* START Items *

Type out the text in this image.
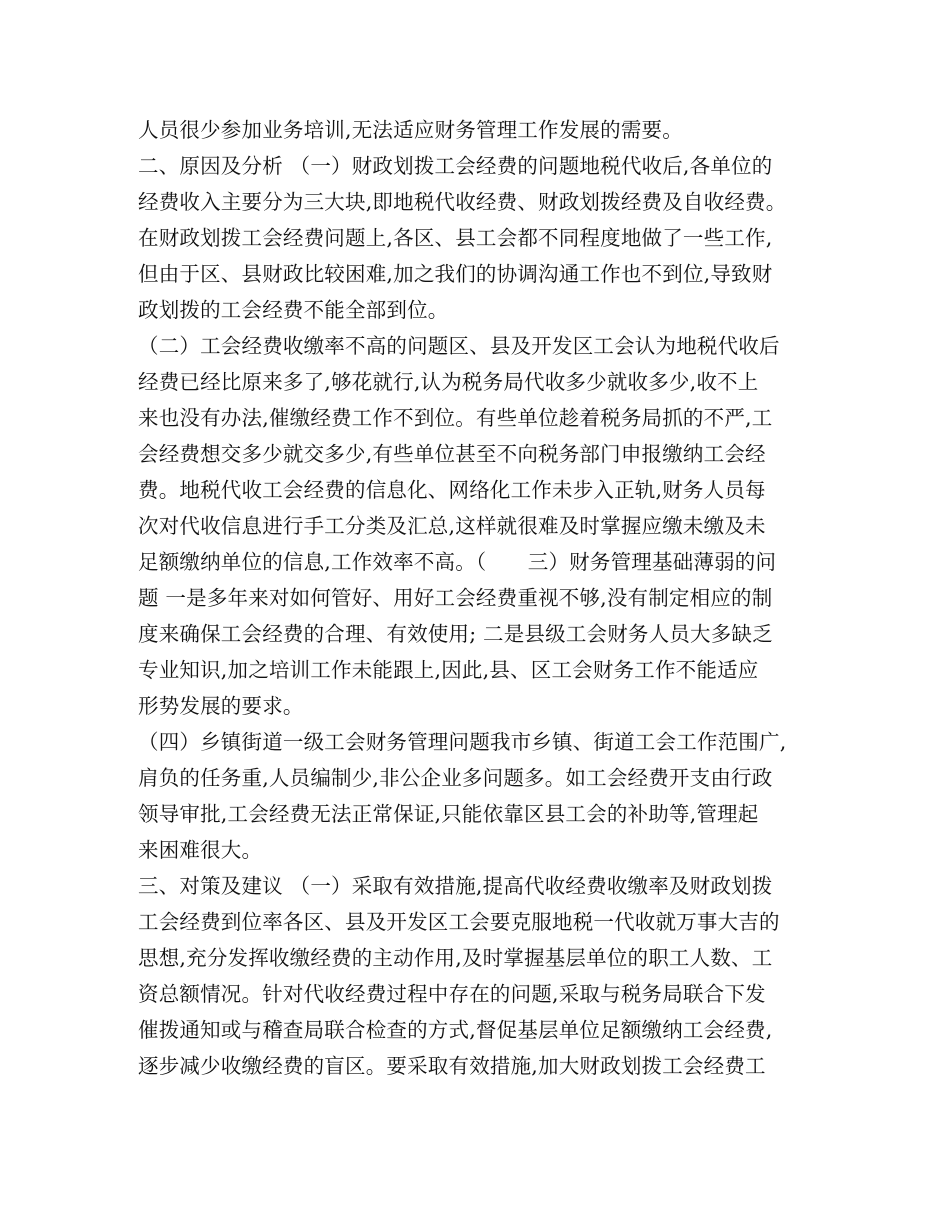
人员很少参加业务培训,无法适应财务管理工作发展的需要。
二、原因及分析 （一）财政划拨工会经费的问题地税代收后,各单位的
经费收入主要分为三大块,即地税代收经费、财政划拨经费及自收经费。
在财政划拨工会经费问题上,各区、县工会都不同程度地做了一些工作,
但由于区、县财政比较困难,加之我们的协调沟通工作也不到位,导致财
政划拨的工会经费不能全部到位。
（二）工会经费收缴率不高的问题区、县及开发区工会认为地税代收后
经费已经比原来多了,够花就行,认为税务局代收多少就收多少,收不上
来也没有办法,催缴经费工作不到位。有些单位趁着税务局抓的不严,工
会经费想交多少就交多少,有些单位甚至不向税务部门申报缴纳工会经
费。地税代收工会经费的信息化、网络化工作未步入正轨,财务人员每
次对代收信息进行手工分类及汇总,这样就很难及时掌握应缴未缴及未
足额缴纳单位的信息,工作效率不高。（　　三）财务管理基础薄弱的问
题 一是多年来对如何管好、用好工会经费重视不够,没有制定相应的制
度来确保工会经费的合理、有效使用; 二是县级工会财务人员大多缺乏
专业知识,加之培训工作未能跟上,因此,县、区工会财务工作不能适应
形势发展的要求。
（四）乡镇街道一级工会财务管理问题我市乡镇、街道工会工作范围广,
肩负的任务重,人员编制少,非公企业多问题多。如工会经费开支由行政
领导审批,工会经费无法正常保证,只能依靠区县工会的补助等,管理起
来困难很大。
三、对策及建议 （一）采取有效措施,提高代收经费收缴率及财政划拨
工会经费到位率各区、县及开发区工会要克服地税一代收就万事大吉的
思想,充分发挥收缴经费的主动作用,及时掌握基层单位的职工人数、工
资总额情况。针对代收经费过程中存在的问题,采取与税务局联合下发
催拨通知或与稽查局联合检查的方式,督促基层单位足额缴纳工会经费,
逐步减少收缴经费的盲区。要采取有效措施,加大财政划拨工会经费工
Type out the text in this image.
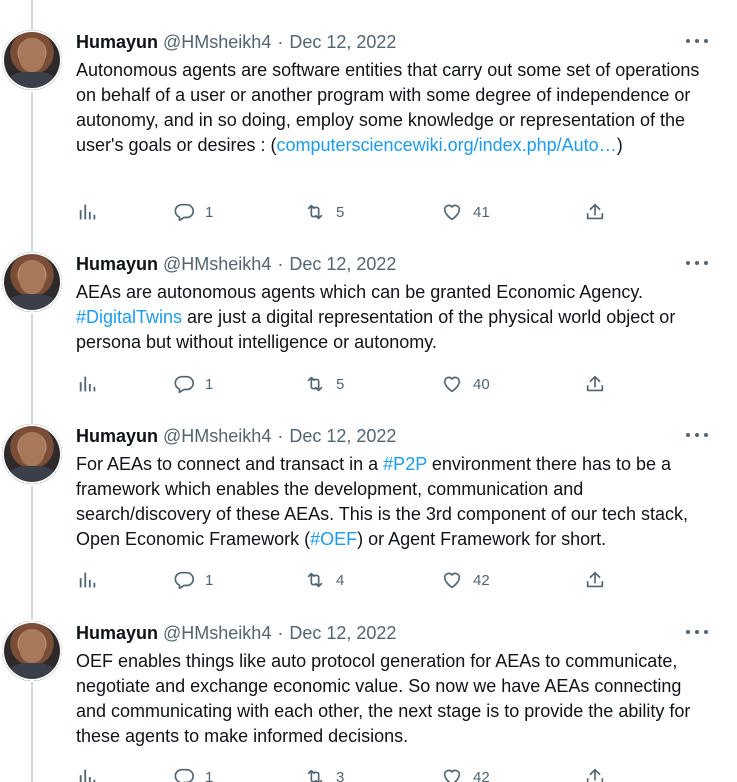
Humayun @HMsheikh4 · Dec 12, 2022
Autonomous agents are software entities that carry out some set of operations on behalf of a user or another program with some degree of independence or autonomy, and in so doing, employ some knowledge or representation of the user's goals or desires : (computersciencewiki.org/index.php/Auto…)
1	5	41
Humayun @HMsheikh4 · Dec 12, 2022
AEAs are autonomous agents which can be granted Economic Agency. #DigitalTwins are just a digital representation of the physical world object or persona but without intelligence or autonomy.
1	5	40
Humayun @HMsheikh4 · Dec 12, 2022
For AEAs to connect and transact in a #P2P environment there has to be a framework which enables the development, communication and search/discovery of these AEAs. This is the 3rd component of our tech stack, Open Economic Framework (#OEF) or Agent Framework for short.
1	4	42
Humayun @HMsheikh4 · Dec 12, 2022
OEF enables things like auto protocol generation for AEAs to communicate, negotiate and exchange economic value. So now we have AEAs connecting and communicating with each other, the next stage is to provide the ability for these agents to make informed decisions.
1	3	42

* END Items *

◆ Required work ◆
Search the records for the word "enables", then list every line that has it.

◆ Result ◆
For AEAs to connect and transact in a #P2P environment there has to be a framework which enables the development, communication and search/discovery of these AEAs. This is the 3rd component of our tech stack, Open Economic Framework (#OEF) or Agent Framework for short.
OEF enables things like auto protocol generation for AEAs to communicate, negotiate and exchange economic value. So now we have AEAs connecting and communicating with each other, the next stage is to provide the ability for these agents to make informed decisions.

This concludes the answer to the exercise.